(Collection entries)
________
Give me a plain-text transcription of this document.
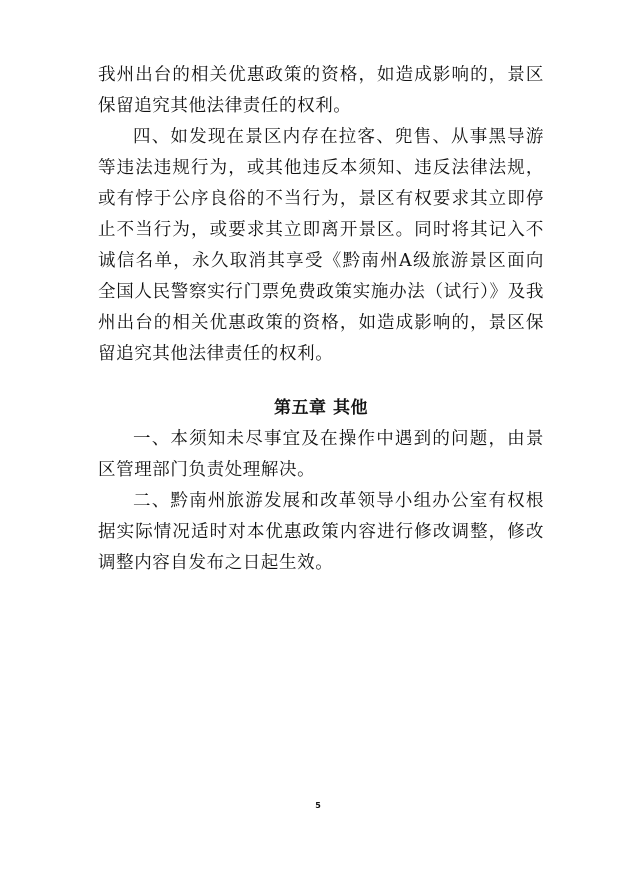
我州出台的相关优惠政策的资格，如造成影响的，景区保留追究其他法律责任的权利。

四、如发现在景区内存在拉客、兜售、从事黑导游等违法违规行为，或其他违反本须知、违反法律法规，或有悖于公序良俗的不当行为，景区有权要求其立即停止不当行为，或要求其立即离开景区。同时将其记入不诚信名单，永久取消其享受《黔南州A级旅游景区面向全国人民警察实行门票免费政策实施办法（试行）》及我州出台的相关优惠政策的资格，如造成影响的，景区保留追究其他法律责任的权利。

第五章 其他

一、本须知未尽事宜及在操作中遇到的问题，由景区管理部门负责处理解决。

二、黔南州旅游发展和改革领导小组办公室有权根据实际情况适时对本优惠政策内容进行修改调整，修改调整内容自发布之日起生效。

5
________
(TO DO):
Copy the listing in full and without alteration, omitting every picture.

(OUTPUT BELOW):
Give me a plain-text transcription of this document.
我州出台的相关优惠政策的资格，如造成影响的，景区保留追究其他法律责任的权利。

四、如发现在景区内存在拉客、兜售、从事黑导游等违法违规行为，或其他违反本须知、违反法律法规，或有悖于公序良俗的不当行为，景区有权要求其立即停止不当行为，或要求其立即离开景区。同时将其记入不诚信名单，永久取消其享受《黔南州A级旅游景区面向全国人民警察实行门票免费政策实施办法（试行）》及我州出台的相关优惠政策的资格，如造成影响的，景区保留追究其他法律责任的权利。

第五章 其他

一、本须知未尽事宜及在操作中遇到的问题，由景区管理部门负责处理解决。

二、黔南州旅游发展和改革领导小组办公室有权根据实际情况适时对本优惠政策内容进行修改调整，修改调整内容自发布之日起生效。

5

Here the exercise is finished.